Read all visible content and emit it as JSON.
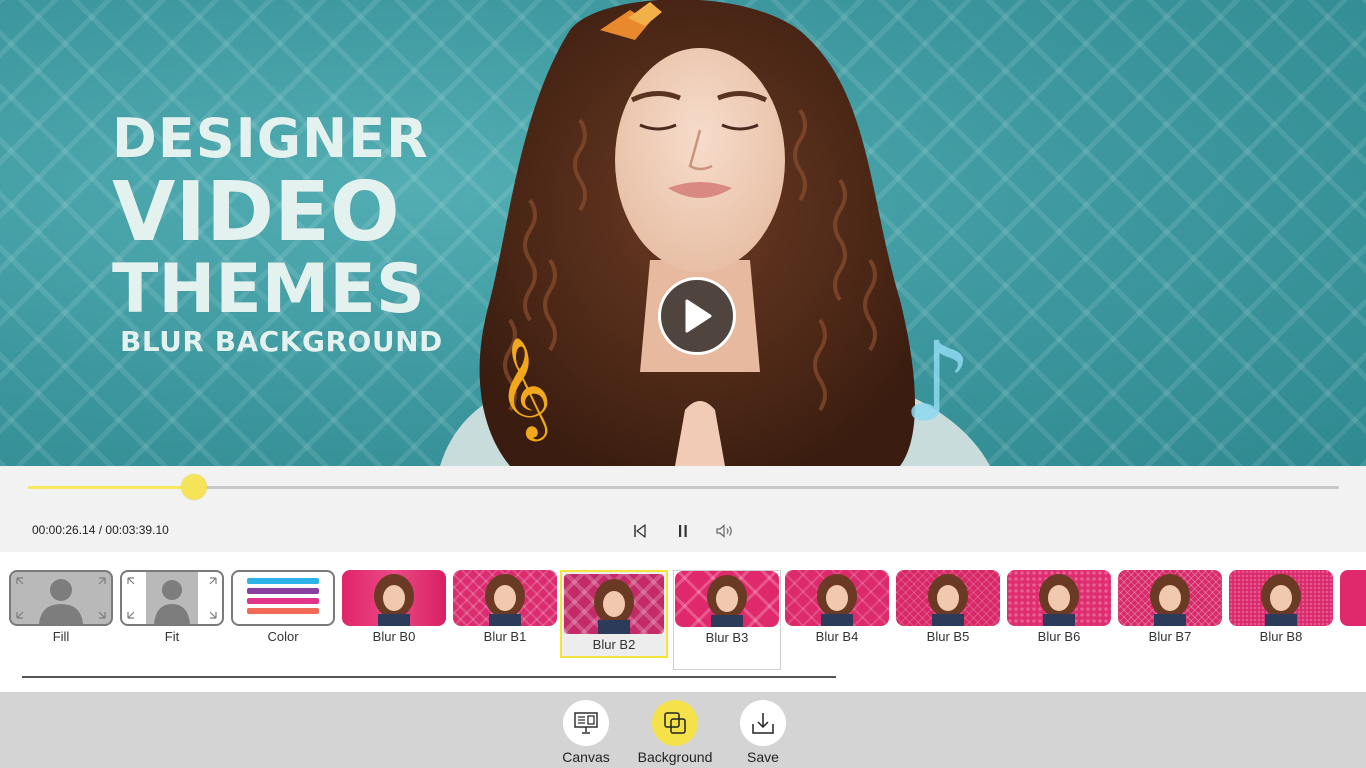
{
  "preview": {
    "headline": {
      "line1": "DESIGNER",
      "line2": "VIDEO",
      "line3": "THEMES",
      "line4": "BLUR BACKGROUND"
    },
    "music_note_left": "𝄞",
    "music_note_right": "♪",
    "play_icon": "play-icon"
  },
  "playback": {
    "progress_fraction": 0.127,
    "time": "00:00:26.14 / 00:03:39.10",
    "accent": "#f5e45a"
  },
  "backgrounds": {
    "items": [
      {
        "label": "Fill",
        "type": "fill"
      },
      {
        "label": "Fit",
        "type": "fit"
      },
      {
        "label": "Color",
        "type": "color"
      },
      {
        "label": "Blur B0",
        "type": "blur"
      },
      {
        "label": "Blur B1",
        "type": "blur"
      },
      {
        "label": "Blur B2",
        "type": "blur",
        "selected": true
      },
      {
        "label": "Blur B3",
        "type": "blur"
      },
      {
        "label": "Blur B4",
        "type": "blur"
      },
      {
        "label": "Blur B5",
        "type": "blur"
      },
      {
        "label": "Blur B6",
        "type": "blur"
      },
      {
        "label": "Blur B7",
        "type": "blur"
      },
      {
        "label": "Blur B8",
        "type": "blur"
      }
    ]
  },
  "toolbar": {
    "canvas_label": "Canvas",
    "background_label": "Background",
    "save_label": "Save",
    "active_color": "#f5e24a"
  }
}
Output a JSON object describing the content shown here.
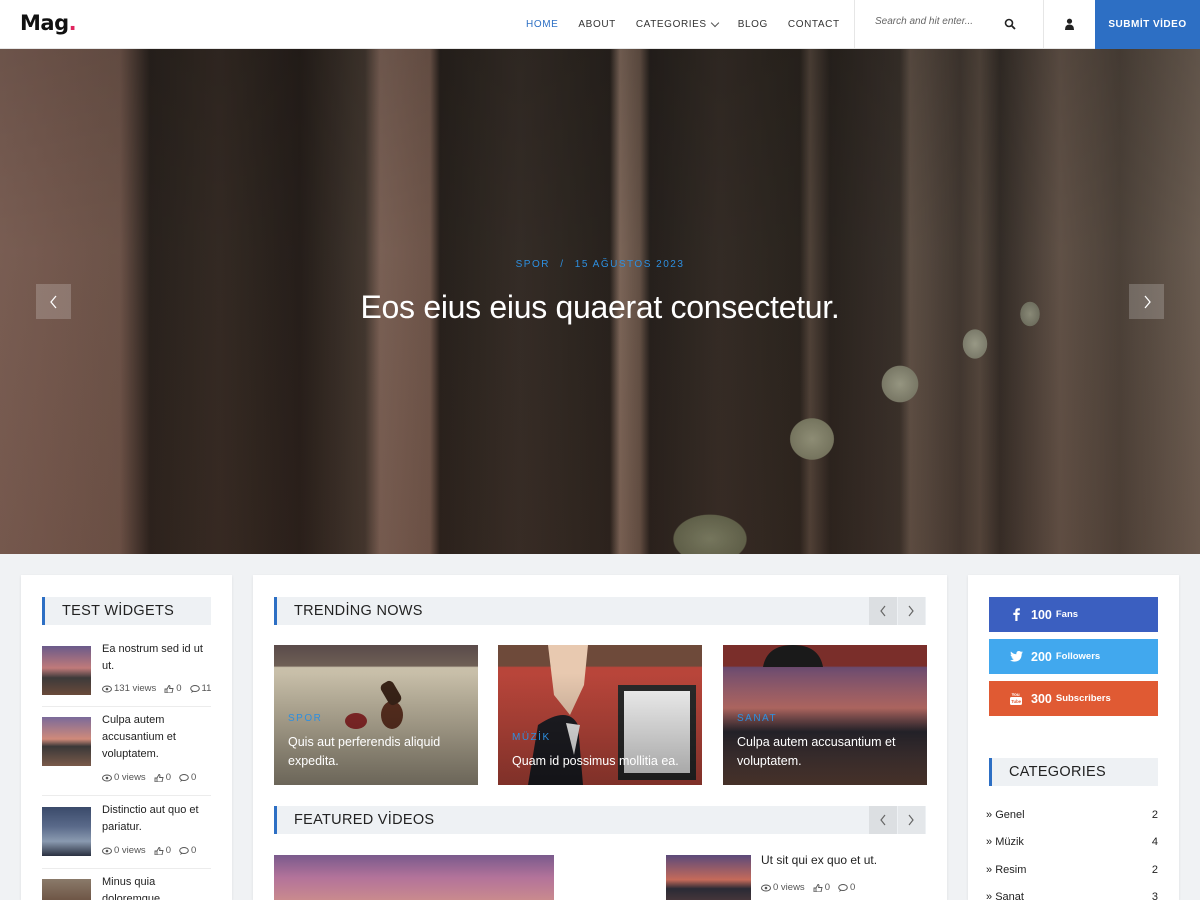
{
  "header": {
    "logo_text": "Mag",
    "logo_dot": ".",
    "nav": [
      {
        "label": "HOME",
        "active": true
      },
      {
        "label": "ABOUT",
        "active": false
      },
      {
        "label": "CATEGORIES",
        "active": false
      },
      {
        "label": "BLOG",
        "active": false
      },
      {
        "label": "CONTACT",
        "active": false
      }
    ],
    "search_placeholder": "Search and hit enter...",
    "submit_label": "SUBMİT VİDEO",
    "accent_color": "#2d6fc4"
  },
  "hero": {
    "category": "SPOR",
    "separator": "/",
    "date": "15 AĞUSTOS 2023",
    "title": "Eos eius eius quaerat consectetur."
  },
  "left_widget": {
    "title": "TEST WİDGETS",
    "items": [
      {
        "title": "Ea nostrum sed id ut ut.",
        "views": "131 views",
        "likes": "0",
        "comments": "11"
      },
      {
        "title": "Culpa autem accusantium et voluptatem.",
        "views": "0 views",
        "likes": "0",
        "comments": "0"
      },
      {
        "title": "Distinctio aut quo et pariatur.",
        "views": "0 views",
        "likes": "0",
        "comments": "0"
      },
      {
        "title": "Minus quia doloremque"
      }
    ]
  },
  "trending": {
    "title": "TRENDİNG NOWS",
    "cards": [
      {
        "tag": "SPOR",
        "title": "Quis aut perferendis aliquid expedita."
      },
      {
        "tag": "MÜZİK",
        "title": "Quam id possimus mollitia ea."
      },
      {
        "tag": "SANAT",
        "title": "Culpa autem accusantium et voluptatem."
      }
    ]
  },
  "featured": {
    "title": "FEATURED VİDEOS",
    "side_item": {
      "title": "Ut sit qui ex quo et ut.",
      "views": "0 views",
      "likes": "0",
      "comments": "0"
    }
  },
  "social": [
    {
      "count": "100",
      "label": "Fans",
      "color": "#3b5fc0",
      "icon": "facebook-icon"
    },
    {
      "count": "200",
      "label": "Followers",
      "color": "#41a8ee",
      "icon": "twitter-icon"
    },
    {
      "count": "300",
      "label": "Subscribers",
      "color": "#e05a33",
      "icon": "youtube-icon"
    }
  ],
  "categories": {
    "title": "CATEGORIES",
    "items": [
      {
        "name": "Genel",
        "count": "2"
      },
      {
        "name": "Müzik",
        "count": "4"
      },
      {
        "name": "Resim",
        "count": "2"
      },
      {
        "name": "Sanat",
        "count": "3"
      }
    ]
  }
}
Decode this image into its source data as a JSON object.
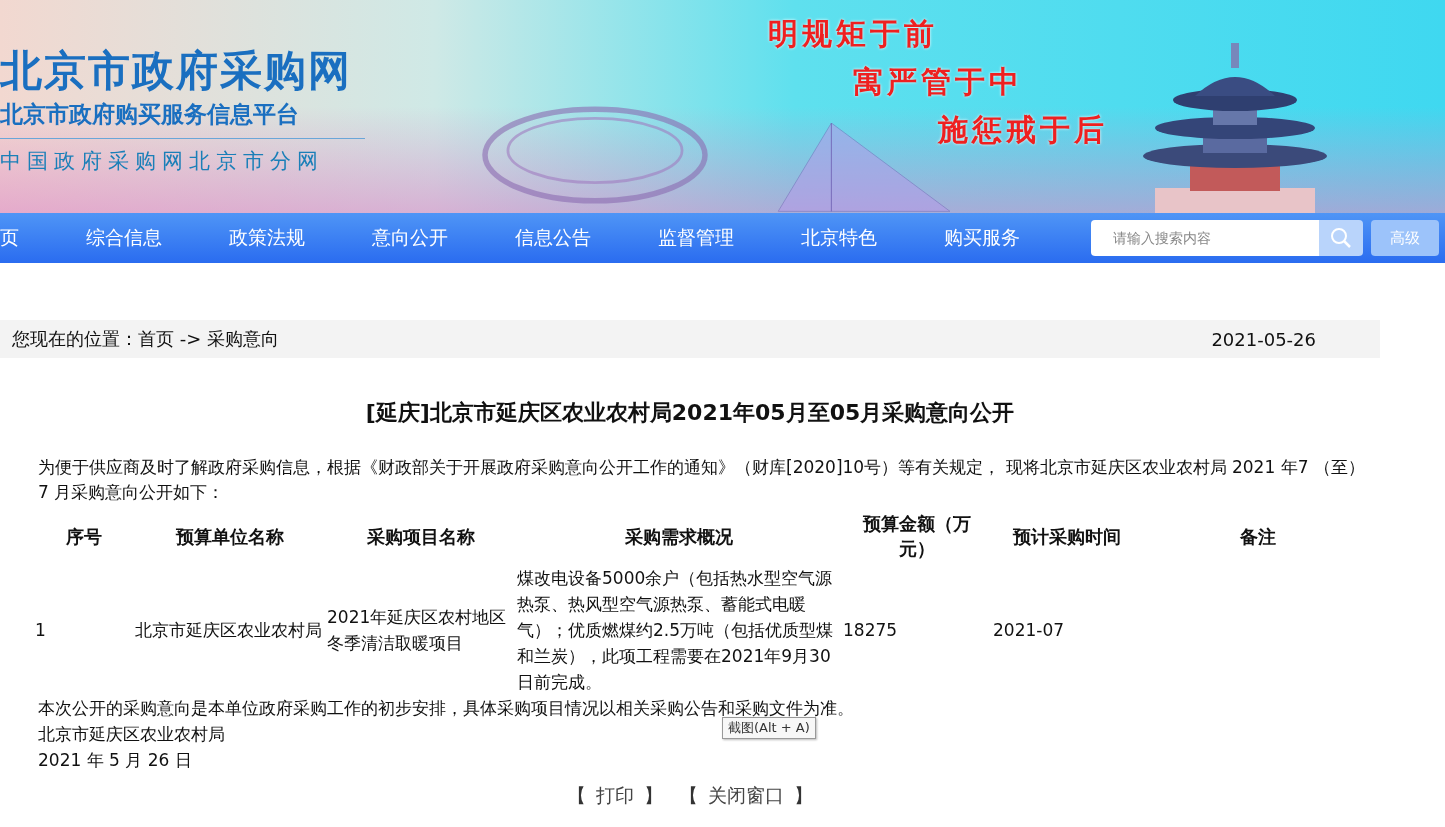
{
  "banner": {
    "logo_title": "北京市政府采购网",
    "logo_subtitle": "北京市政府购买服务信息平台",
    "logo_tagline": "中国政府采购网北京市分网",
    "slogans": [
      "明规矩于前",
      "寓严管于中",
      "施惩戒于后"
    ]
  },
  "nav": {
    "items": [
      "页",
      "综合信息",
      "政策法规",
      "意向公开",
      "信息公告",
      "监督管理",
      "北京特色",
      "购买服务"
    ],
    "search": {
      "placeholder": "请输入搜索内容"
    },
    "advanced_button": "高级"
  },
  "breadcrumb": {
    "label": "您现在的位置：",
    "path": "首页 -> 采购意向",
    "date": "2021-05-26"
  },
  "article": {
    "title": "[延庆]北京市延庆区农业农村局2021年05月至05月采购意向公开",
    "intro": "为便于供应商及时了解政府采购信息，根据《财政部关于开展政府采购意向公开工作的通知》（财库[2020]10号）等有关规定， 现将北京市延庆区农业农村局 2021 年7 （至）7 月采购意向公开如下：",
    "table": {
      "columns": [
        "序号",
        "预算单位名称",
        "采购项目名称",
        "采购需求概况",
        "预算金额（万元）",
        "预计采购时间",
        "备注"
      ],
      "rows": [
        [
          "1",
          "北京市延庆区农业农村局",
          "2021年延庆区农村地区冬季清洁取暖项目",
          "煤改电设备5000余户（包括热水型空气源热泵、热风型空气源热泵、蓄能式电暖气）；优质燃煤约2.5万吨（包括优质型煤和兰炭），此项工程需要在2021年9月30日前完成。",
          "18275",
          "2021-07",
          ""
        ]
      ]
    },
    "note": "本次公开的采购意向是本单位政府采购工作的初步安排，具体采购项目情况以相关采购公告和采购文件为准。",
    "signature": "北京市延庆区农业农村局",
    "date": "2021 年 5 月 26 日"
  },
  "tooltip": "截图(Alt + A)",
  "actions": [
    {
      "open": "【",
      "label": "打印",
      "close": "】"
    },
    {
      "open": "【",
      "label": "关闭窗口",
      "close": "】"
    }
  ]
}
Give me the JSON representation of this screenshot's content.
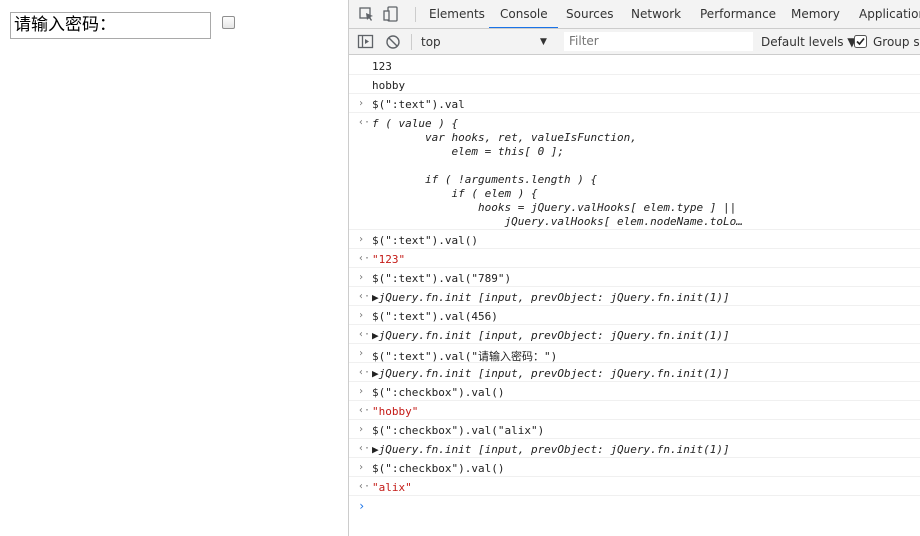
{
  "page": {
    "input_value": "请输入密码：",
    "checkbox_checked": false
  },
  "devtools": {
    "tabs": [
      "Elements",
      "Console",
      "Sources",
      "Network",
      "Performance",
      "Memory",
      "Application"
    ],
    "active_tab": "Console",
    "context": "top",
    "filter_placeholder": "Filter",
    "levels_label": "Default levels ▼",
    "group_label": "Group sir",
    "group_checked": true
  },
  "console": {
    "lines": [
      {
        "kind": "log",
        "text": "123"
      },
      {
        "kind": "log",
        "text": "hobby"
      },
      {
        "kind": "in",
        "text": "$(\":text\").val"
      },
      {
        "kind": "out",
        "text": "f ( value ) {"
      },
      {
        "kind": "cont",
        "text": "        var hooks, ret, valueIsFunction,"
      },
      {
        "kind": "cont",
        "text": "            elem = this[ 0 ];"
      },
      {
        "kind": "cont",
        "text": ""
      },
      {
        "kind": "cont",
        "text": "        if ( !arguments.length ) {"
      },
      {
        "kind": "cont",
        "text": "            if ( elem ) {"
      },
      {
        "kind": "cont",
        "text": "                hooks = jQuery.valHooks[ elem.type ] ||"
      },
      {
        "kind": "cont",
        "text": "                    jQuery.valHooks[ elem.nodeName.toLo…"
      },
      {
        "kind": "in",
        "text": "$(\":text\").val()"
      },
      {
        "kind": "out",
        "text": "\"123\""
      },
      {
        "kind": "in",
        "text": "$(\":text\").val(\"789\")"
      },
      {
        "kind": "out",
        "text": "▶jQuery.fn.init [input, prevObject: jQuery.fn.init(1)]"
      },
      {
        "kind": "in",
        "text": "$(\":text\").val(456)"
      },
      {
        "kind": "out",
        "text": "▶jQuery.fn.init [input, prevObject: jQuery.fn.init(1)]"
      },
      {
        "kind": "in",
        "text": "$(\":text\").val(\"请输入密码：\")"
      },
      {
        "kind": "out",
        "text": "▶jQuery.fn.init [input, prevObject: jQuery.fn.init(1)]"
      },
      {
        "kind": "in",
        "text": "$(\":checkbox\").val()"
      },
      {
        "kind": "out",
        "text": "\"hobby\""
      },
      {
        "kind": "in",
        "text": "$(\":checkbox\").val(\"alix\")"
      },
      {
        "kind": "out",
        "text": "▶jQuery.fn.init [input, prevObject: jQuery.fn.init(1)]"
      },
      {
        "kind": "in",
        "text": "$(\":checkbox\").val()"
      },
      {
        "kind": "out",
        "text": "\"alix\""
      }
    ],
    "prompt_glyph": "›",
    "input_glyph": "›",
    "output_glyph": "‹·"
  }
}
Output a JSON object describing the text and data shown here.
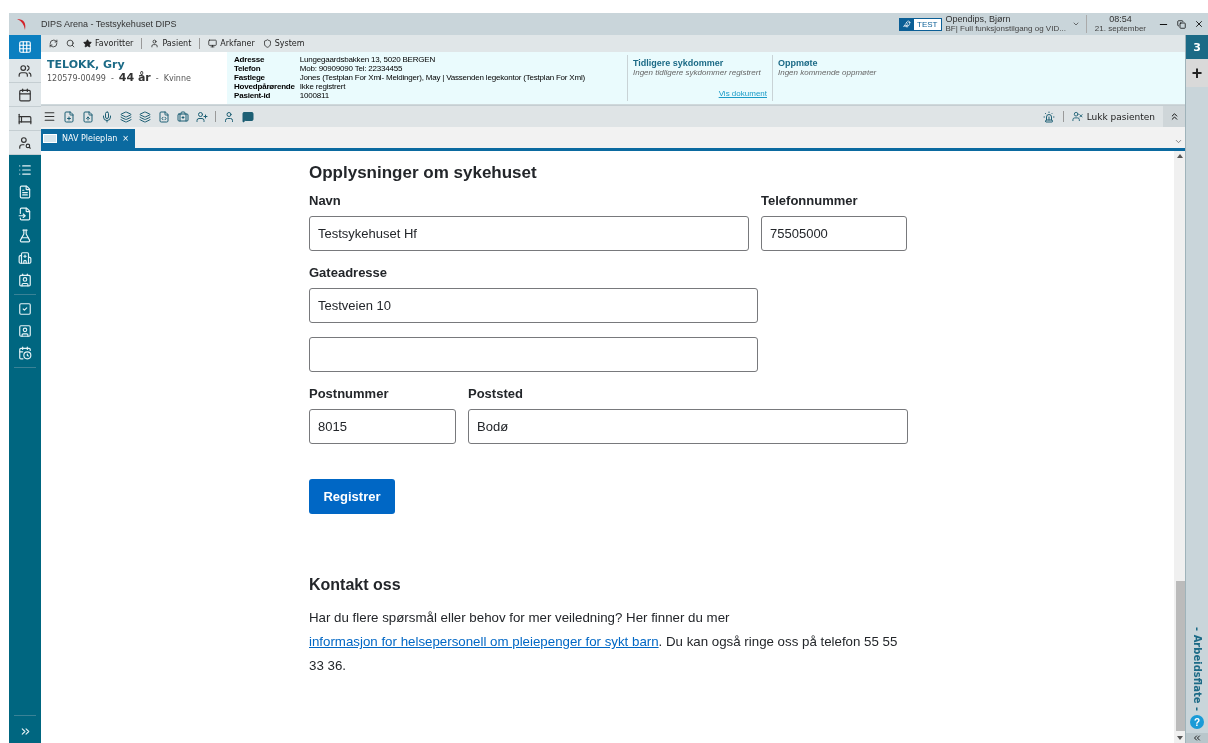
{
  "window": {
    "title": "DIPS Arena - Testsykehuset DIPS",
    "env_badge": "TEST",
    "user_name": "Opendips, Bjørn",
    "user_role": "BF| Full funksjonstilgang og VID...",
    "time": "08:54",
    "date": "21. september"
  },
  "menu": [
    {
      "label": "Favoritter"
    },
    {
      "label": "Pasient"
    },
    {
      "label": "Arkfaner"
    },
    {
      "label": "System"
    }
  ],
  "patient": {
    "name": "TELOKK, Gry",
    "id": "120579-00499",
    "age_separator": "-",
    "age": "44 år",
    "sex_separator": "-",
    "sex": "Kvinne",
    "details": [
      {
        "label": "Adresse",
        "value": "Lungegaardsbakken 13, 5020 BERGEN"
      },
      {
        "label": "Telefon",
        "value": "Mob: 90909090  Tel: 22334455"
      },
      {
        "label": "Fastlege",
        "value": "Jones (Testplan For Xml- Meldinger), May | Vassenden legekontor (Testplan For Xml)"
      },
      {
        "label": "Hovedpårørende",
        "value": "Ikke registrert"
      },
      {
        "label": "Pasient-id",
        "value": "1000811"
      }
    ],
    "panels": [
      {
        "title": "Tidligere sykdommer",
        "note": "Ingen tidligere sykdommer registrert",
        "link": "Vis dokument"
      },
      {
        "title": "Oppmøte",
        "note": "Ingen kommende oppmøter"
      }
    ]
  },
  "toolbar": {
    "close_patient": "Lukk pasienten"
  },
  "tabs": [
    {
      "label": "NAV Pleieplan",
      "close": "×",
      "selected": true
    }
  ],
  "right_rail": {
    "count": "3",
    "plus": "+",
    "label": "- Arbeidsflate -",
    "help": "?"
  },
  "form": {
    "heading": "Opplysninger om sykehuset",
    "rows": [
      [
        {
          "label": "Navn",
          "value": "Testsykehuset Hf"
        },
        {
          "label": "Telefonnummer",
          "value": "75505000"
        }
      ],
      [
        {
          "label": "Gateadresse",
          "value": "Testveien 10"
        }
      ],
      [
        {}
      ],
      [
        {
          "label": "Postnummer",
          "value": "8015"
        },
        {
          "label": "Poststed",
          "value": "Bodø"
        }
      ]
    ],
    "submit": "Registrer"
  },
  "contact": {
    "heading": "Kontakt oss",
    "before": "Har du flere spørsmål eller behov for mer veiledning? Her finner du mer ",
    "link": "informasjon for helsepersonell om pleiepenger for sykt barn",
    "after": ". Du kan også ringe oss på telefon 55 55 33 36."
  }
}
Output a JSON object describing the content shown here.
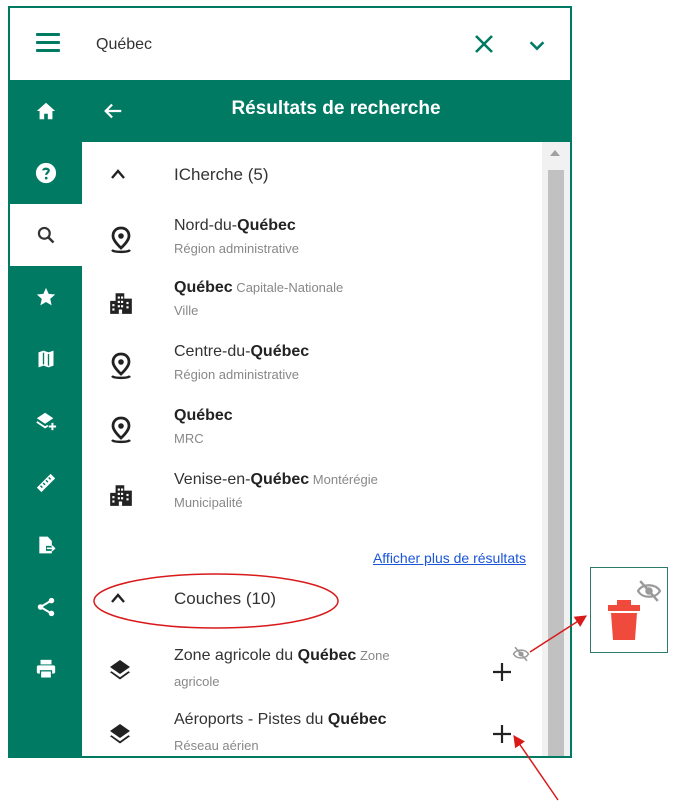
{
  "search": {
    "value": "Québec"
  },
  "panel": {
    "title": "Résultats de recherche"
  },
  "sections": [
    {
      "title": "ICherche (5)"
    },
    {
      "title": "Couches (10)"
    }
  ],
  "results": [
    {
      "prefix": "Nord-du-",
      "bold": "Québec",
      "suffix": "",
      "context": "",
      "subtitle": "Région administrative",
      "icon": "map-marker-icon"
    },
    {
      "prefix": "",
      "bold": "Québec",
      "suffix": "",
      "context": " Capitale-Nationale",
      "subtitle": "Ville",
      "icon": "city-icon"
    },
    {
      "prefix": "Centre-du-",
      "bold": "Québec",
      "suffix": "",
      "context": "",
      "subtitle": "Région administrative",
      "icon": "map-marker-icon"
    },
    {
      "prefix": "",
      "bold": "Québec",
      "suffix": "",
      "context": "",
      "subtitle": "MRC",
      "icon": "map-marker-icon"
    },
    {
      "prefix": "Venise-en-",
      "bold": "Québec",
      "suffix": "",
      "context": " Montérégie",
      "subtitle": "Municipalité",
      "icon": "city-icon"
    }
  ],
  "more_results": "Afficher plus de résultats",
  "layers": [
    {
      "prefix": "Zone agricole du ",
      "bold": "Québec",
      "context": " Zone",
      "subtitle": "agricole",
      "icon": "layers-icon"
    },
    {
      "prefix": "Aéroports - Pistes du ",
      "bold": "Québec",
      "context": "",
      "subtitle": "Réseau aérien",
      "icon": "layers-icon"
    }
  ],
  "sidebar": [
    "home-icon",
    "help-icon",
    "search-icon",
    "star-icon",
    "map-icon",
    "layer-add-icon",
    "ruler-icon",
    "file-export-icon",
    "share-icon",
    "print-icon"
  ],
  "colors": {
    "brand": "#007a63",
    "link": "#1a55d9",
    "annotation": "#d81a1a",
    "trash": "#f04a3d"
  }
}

» What to do:
Count how many lines of the data include the word "agricole". Your reply should be that number alone.

» Problem solution:
2